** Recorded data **
#####
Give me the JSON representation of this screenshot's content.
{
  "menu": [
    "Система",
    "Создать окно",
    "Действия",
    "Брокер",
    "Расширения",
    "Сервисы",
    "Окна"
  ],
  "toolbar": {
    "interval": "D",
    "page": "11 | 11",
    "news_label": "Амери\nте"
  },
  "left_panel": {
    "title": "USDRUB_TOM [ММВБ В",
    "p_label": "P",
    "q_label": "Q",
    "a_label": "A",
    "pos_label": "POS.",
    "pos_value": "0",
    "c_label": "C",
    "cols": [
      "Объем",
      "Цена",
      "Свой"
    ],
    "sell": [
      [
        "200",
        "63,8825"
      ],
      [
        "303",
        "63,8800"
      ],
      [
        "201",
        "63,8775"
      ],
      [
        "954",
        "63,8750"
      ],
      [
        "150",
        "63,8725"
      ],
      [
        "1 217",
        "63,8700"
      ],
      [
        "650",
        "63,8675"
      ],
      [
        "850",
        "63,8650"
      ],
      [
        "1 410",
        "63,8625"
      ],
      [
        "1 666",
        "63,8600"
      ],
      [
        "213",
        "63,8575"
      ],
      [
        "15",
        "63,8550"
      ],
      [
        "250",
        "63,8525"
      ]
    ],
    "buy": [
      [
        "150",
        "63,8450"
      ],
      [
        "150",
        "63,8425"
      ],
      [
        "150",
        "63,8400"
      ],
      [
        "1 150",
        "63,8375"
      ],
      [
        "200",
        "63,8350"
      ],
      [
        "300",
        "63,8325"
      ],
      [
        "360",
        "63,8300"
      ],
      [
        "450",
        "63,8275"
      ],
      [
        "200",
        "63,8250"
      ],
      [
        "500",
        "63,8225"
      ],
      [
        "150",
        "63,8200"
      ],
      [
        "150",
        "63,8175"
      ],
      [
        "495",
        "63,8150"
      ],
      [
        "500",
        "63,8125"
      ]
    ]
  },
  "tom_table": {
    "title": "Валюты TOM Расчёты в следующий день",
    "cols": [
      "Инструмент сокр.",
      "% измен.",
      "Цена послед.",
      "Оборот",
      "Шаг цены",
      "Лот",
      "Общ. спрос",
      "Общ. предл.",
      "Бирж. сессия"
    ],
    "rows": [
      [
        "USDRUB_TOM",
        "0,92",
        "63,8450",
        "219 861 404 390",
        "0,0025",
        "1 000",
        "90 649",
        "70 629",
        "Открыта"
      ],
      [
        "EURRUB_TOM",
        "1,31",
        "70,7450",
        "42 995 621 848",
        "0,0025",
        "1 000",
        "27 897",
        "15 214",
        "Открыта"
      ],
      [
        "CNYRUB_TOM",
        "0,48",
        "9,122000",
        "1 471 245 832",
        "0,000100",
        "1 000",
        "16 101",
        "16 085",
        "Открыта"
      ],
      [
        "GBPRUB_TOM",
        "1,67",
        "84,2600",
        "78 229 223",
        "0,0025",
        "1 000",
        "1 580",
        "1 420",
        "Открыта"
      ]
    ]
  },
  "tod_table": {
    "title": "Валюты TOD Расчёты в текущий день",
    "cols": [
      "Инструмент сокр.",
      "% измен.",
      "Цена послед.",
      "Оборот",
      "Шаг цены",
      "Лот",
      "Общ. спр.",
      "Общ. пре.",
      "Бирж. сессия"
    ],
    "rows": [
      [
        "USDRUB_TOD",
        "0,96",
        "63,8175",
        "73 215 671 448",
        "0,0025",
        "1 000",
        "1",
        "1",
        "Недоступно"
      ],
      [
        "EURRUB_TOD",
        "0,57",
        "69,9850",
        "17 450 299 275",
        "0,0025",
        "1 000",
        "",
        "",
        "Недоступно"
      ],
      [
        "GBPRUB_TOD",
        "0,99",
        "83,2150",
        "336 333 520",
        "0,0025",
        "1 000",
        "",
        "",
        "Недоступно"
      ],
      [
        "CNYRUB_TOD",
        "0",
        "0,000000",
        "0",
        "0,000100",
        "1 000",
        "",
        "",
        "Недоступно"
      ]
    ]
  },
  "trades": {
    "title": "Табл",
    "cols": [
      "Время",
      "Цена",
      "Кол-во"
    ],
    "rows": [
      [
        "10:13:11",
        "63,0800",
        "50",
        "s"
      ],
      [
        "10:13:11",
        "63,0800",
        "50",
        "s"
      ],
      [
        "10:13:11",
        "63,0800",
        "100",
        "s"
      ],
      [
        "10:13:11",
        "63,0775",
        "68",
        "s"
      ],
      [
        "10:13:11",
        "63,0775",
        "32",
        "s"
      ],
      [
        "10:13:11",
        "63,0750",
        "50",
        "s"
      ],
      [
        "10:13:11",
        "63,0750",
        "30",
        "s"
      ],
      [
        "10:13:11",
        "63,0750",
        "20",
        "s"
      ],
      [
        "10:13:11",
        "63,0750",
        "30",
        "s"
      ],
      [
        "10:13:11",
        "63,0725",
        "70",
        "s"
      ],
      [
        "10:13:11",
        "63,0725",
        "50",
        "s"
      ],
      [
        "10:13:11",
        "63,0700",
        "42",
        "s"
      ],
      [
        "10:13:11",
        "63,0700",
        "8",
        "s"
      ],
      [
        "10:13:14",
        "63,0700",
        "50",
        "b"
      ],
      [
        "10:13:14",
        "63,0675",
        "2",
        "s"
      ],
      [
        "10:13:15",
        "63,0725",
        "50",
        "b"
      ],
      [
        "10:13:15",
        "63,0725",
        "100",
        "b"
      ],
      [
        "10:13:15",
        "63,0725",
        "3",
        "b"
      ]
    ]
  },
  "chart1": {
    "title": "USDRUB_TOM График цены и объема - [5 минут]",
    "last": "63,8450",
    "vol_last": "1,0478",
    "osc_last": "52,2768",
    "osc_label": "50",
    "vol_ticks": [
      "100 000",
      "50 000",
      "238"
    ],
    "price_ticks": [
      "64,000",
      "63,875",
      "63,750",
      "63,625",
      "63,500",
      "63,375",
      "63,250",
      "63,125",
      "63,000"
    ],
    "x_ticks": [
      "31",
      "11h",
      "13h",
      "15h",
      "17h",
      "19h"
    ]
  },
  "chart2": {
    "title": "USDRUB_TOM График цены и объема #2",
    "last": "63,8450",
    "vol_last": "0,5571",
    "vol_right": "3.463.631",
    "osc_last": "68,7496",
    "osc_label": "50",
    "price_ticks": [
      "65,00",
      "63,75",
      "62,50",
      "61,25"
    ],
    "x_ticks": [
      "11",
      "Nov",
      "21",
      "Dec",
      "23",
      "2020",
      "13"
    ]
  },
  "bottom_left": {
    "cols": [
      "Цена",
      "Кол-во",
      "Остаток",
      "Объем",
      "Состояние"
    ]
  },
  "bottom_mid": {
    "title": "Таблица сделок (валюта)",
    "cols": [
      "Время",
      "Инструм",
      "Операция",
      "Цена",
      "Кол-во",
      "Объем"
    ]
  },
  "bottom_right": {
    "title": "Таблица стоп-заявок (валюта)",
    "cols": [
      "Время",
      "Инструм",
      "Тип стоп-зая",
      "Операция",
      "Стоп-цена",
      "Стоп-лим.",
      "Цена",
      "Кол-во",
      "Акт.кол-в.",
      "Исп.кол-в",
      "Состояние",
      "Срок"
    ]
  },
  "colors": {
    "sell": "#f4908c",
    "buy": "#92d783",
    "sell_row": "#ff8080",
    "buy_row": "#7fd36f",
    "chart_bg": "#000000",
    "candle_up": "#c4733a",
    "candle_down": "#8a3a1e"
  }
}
#####
** EXERCISE **
Only lines with the string "Валюты" belong in your answer; copy each one.

** WRITTEN REPLY **
    "title": "Валюты TOM Расчёты в следующий день",
    "title": "Валюты TOD Расчёты в текущий день",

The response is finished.